-- Start --

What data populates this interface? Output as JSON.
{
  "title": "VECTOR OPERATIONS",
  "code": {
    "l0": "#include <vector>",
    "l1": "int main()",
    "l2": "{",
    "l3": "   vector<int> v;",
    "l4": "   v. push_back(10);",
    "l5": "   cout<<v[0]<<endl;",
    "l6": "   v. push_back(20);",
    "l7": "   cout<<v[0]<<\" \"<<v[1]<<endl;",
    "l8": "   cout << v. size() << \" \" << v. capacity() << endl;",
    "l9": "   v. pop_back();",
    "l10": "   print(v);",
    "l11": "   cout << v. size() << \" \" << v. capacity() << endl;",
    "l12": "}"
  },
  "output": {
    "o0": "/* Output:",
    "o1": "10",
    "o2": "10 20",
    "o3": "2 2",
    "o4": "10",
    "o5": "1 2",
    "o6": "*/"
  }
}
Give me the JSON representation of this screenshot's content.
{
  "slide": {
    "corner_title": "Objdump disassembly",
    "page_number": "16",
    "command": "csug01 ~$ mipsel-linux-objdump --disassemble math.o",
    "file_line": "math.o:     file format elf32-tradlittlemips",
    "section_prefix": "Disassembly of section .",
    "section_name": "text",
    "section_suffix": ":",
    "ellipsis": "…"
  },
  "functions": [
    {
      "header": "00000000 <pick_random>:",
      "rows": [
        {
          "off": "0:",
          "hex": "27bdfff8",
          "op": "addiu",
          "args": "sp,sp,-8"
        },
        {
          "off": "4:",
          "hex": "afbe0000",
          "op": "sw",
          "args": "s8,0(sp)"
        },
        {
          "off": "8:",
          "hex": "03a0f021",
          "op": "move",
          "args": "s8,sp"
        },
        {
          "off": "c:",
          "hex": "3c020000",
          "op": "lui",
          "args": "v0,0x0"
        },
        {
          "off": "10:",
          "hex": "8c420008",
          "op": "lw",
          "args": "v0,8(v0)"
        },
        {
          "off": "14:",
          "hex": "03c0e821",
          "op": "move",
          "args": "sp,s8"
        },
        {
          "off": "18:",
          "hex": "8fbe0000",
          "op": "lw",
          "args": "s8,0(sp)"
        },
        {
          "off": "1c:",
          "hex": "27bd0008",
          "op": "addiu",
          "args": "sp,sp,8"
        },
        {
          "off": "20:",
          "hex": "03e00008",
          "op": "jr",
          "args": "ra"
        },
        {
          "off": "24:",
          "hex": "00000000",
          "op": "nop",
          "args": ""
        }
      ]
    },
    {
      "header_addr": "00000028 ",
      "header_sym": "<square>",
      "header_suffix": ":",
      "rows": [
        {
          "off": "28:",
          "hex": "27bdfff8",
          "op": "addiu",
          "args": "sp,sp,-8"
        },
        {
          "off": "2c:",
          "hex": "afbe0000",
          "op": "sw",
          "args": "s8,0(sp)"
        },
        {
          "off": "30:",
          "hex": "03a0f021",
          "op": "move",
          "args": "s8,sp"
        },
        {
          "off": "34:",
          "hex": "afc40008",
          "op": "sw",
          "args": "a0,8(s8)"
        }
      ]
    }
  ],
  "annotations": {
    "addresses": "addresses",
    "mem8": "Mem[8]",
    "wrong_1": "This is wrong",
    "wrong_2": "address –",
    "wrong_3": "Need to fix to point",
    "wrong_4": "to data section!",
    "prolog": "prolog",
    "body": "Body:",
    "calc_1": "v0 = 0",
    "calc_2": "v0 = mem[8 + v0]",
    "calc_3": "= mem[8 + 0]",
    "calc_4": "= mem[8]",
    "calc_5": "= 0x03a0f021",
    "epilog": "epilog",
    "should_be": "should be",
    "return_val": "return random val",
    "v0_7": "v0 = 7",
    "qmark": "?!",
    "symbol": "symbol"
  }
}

-- End --

Reproduce each line verbatim.

**Exercise result**:
What data populates this interface? Output as JSON.
{
  "title": "VECTOR OPERATIONS",
  "code": {
    "l0": "#include <vector>",
    "l1": "int main()",
    "l2": "{",
    "l3": "   vector<int> v;",
    "l4": "   v. push_back(10);",
    "l5": "   cout<<v[0]<<endl;",
    "l6": "   v. push_back(20);",
    "l7": "   cout<<v[0]<<\" \"<<v[1]<<endl;",
    "l8": "   cout << v. size() << \" \" << v. capacity() << endl;",
    "l9": "   v. pop_back();",
    "l10": "   print(v);",
    "l11": "   cout << v. size() << \" \" << v. capacity() << endl;",
    "l12": "}"
  },
  "output": {
    "o0": "/* Output:",
    "o1": "10",
    "o2": "10 20",
    "o3": "2 2",
    "o4": "10",
    "o5": "1 2",
    "o6": "*/"
  }
}
Give me the JSON representation of this screenshot's content.
{
  "slide": {
    "corner_title": "Objdump disassembly",
    "page_number": "16",
    "command": "csug01 ~$ mipsel-linux-objdump --disassemble math.o",
    "file_line": "math.o:     file format elf32-tradlittlemips",
    "section_prefix": "Disassembly of section .",
    "section_name": "text",
    "section_suffix": ":",
    "ellipsis": "…"
  },
  "functions": [
    {
      "header": "00000000 <pick_random>:",
      "rows": [
        {
          "off": "0:",
          "hex": "27bdfff8",
          "op": "addiu",
          "args": "sp,sp,-8"
        },
        {
          "off": "4:",
          "hex": "afbe0000",
          "op": "sw",
          "args": "s8,0(sp)"
        },
        {
          "off": "8:",
          "hex": "03a0f021",
          "op": "move",
          "args": "s8,sp"
        },
        {
          "off": "c:",
          "hex": "3c020000",
          "op": "lui",
          "args": "v0,0x0"
        },
        {
          "off": "10:",
          "hex": "8c420008",
          "op": "lw",
          "args": "v0,8(v0)"
        },
        {
          "off": "14:",
          "hex": "03c0e821",
          "op": "move",
          "args": "sp,s8"
        },
        {
          "off": "18:",
          "hex": "8fbe0000",
          "op": "lw",
          "args": "s8,0(sp)"
        },
        {
          "off": "1c:",
          "hex": "27bd0008",
          "op": "addiu",
          "args": "sp,sp,8"
        },
        {
          "off": "20:",
          "hex": "03e00008",
          "op": "jr",
          "args": "ra"
        },
        {
          "off": "24:",
          "hex": "00000000",
          "op": "nop",
          "args": ""
        }
      ]
    },
    {
      "header_addr": "00000028 ",
      "header_sym": "<square>",
      "header_suffix": ":",
      "rows": [
        {
          "off": "28:",
          "hex": "27bdfff8",
          "op": "addiu",
          "args": "sp,sp,-8"
        },
        {
          "off": "2c:",
          "hex": "afbe0000",
          "op": "sw",
          "args": "s8,0(sp)"
        },
        {
          "off": "30:",
          "hex": "03a0f021",
          "op": "move",
          "args": "s8,sp"
        },
        {
          "off": "34:",
          "hex": "afc40008",
          "op": "sw",
          "args": "a0,8(s8)"
        }
      ]
    }
  ],
  "annotations": {
    "addresses": "addresses",
    "mem8": "Mem[8]",
    "wrong_1": "This is wrong",
    "wrong_2": "address –",
    "wrong_3": "Need to fix to point",
    "wrong_4": "to data section!",
    "prolog": "prolog",
    "body": "Body:",
    "calc_1": "v0 = 0",
    "calc_2": "v0 = mem[8 + v0]",
    "calc_3": "= mem[8 + 0]",
    "calc_4": "= mem[8]",
    "calc_5": "= 0x03a0f021",
    "epilog": "epilog",
    "should_be": "should be",
    "return_val": "return random val",
    "v0_7": "v0 = 7",
    "qmark": "?!",
    "symbol": "symbol"
  }
}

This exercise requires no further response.